** START **

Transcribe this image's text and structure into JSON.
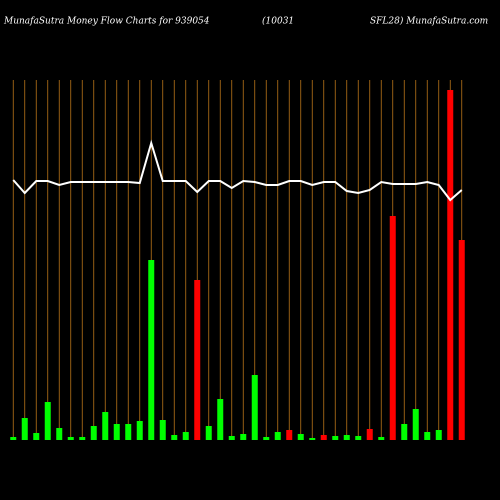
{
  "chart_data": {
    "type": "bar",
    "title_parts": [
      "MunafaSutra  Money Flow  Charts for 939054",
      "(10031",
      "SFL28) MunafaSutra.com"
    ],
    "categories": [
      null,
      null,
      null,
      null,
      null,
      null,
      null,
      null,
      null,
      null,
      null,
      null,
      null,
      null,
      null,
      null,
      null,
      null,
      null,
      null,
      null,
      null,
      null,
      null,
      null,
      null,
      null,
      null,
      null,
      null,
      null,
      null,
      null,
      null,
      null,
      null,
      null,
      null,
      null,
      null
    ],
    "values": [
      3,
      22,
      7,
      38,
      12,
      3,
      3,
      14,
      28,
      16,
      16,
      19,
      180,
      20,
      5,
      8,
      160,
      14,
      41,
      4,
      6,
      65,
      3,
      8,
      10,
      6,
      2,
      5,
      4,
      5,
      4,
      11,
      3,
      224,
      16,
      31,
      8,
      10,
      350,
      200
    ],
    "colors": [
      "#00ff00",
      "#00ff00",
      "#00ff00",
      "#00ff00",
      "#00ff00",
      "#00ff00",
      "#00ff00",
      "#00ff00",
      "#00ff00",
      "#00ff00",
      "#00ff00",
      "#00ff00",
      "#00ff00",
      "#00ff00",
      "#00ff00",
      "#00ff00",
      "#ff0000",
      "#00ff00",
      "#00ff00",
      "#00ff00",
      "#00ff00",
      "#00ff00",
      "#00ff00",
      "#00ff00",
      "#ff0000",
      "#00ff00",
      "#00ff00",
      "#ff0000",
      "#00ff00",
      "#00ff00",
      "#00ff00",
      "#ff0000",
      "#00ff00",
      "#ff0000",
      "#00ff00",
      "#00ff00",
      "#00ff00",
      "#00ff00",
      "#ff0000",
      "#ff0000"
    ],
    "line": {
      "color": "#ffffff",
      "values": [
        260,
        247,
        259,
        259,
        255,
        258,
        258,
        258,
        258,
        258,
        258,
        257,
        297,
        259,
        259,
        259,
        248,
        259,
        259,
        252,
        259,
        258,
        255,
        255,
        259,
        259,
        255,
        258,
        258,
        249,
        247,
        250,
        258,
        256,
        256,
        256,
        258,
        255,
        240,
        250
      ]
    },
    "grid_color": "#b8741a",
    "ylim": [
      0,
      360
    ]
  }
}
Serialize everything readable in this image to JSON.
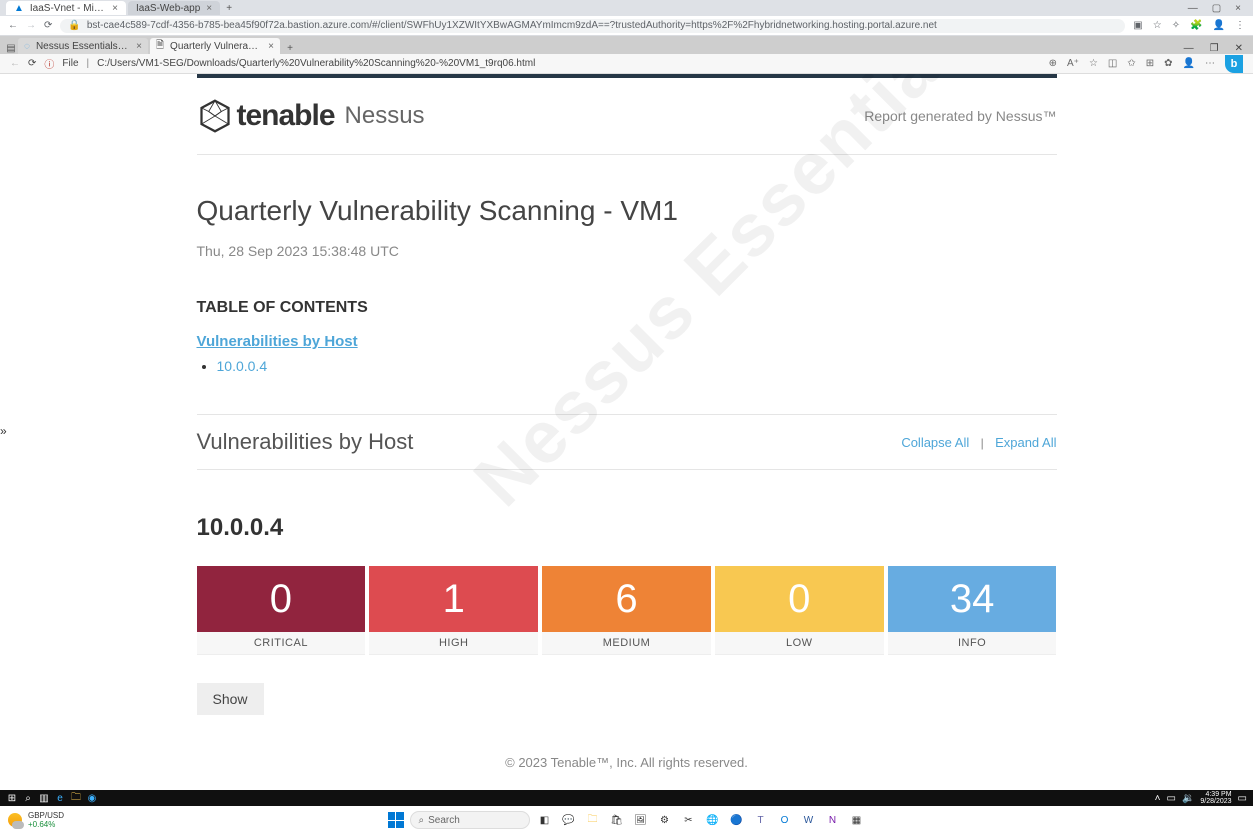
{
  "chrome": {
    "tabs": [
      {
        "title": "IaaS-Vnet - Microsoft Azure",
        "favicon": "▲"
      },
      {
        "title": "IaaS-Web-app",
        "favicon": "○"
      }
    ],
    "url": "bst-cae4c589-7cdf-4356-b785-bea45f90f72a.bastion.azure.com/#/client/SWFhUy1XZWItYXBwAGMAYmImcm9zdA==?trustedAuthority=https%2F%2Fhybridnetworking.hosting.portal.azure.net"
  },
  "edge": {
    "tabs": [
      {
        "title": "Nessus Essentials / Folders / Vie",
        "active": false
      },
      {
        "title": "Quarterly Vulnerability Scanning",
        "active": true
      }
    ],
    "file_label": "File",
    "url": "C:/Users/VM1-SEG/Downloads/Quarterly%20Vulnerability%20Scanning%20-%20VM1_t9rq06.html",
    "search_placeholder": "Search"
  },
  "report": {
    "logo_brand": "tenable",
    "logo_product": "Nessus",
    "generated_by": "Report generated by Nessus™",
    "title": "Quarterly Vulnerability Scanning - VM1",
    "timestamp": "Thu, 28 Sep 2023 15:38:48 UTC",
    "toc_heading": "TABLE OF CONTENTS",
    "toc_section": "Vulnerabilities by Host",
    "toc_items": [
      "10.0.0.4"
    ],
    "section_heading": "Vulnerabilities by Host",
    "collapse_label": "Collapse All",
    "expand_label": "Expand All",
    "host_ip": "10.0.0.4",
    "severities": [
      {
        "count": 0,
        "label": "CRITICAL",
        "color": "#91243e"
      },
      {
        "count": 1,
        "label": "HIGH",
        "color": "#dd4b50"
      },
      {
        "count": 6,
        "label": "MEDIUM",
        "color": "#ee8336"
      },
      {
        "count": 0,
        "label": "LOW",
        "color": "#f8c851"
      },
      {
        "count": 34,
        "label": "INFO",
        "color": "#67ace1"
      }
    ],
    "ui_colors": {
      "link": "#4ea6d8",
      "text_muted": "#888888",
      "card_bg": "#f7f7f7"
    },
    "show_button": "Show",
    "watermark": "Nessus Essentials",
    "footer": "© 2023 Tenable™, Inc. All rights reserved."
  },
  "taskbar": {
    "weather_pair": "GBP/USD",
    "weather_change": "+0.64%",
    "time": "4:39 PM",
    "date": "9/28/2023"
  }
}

** END **

▸ Given request
In the copy, include all records verbatim but no images.

▸ Output for this exercise
Transcribe this image's text and structure into JSON.
{
  "chart_data": {
    "type": "bar",
    "title_parts": [
      "MunafaSutra  Money Flow  Charts for 939054",
      "(10031",
      "SFL28) MunafaSutra.com"
    ],
    "categories": [
      null,
      null,
      null,
      null,
      null,
      null,
      null,
      null,
      null,
      null,
      null,
      null,
      null,
      null,
      null,
      null,
      null,
      null,
      null,
      null,
      null,
      null,
      null,
      null,
      null,
      null,
      null,
      null,
      null,
      null,
      null,
      null,
      null,
      null,
      null,
      null,
      null,
      null,
      null,
      null
    ],
    "values": [
      3,
      22,
      7,
      38,
      12,
      3,
      3,
      14,
      28,
      16,
      16,
      19,
      180,
      20,
      5,
      8,
      160,
      14,
      41,
      4,
      6,
      65,
      3,
      8,
      10,
      6,
      2,
      5,
      4,
      5,
      4,
      11,
      3,
      224,
      16,
      31,
      8,
      10,
      350,
      200
    ],
    "colors": [
      "#00ff00",
      "#00ff00",
      "#00ff00",
      "#00ff00",
      "#00ff00",
      "#00ff00",
      "#00ff00",
      "#00ff00",
      "#00ff00",
      "#00ff00",
      "#00ff00",
      "#00ff00",
      "#00ff00",
      "#00ff00",
      "#00ff00",
      "#00ff00",
      "#ff0000",
      "#00ff00",
      "#00ff00",
      "#00ff00",
      "#00ff00",
      "#00ff00",
      "#00ff00",
      "#00ff00",
      "#ff0000",
      "#00ff00",
      "#00ff00",
      "#ff0000",
      "#00ff00",
      "#00ff00",
      "#00ff00",
      "#ff0000",
      "#00ff00",
      "#ff0000",
      "#00ff00",
      "#00ff00",
      "#00ff00",
      "#00ff00",
      "#ff0000",
      "#ff0000"
    ],
    "line": {
      "color": "#ffffff",
      "values": [
        260,
        247,
        259,
        259,
        255,
        258,
        258,
        258,
        258,
        258,
        258,
        257,
        297,
        259,
        259,
        259,
        248,
        259,
        259,
        252,
        259,
        258,
        255,
        255,
        259,
        259,
        255,
        258,
        258,
        249,
        247,
        250,
        258,
        256,
        256,
        256,
        258,
        255,
        240,
        250
      ]
    },
    "grid_color": "#b8741a",
    "ylim": [
      0,
      360
    ]
  }
}
Serialize everything readable in this image to JSON.
{
  "chrome": {
    "tabs": [
      {
        "title": "IaaS-Vnet - Microsoft Azure",
        "favicon": "▲"
      },
      {
        "title": "IaaS-Web-app",
        "favicon": "○"
      }
    ],
    "url": "bst-cae4c589-7cdf-4356-b785-bea45f90f72a.bastion.azure.com/#/client/SWFhUy1XZWItYXBwAGMAYmImcm9zdA==?trustedAuthority=https%2F%2Fhybridnetworking.hosting.portal.azure.net"
  },
  "edge": {
    "tabs": [
      {
        "title": "Nessus Essentials / Folders / Vie",
        "active": false
      },
      {
        "title": "Quarterly Vulnerability Scanning",
        "active": true
      }
    ],
    "file_label": "File",
    "url": "C:/Users/VM1-SEG/Downloads/Quarterly%20Vulnerability%20Scanning%20-%20VM1_t9rq06.html",
    "search_placeholder": "Search"
  },
  "report": {
    "logo_brand": "tenable",
    "logo_product": "Nessus",
    "generated_by": "Report generated by Nessus™",
    "title": "Quarterly Vulnerability Scanning - VM1",
    "timestamp": "Thu, 28 Sep 2023 15:38:48 UTC",
    "toc_heading": "TABLE OF CONTENTS",
    "toc_section": "Vulnerabilities by Host",
    "toc_items": [
      "10.0.0.4"
    ],
    "section_heading": "Vulnerabilities by Host",
    "collapse_label": "Collapse All",
    "expand_label": "Expand All",
    "host_ip": "10.0.0.4",
    "severities": [
      {
        "count": 0,
        "label": "CRITICAL",
        "color": "#91243e"
      },
      {
        "count": 1,
        "label": "HIGH",
        "color": "#dd4b50"
      },
      {
        "count": 6,
        "label": "MEDIUM",
        "color": "#ee8336"
      },
      {
        "count": 0,
        "label": "LOW",
        "color": "#f8c851"
      },
      {
        "count": 34,
        "label": "INFO",
        "color": "#67ace1"
      }
    ],
    "ui_colors": {
      "link": "#4ea6d8",
      "text_muted": "#888888",
      "card_bg": "#f7f7f7"
    },
    "show_button": "Show",
    "watermark": "Nessus Essentials",
    "footer": "© 2023 Tenable™, Inc. All rights reserved."
  },
  "taskbar": {
    "weather_pair": "GBP/USD",
    "weather_change": "+0.64%",
    "time": "4:39 PM",
    "date": "9/28/2023"
  }
}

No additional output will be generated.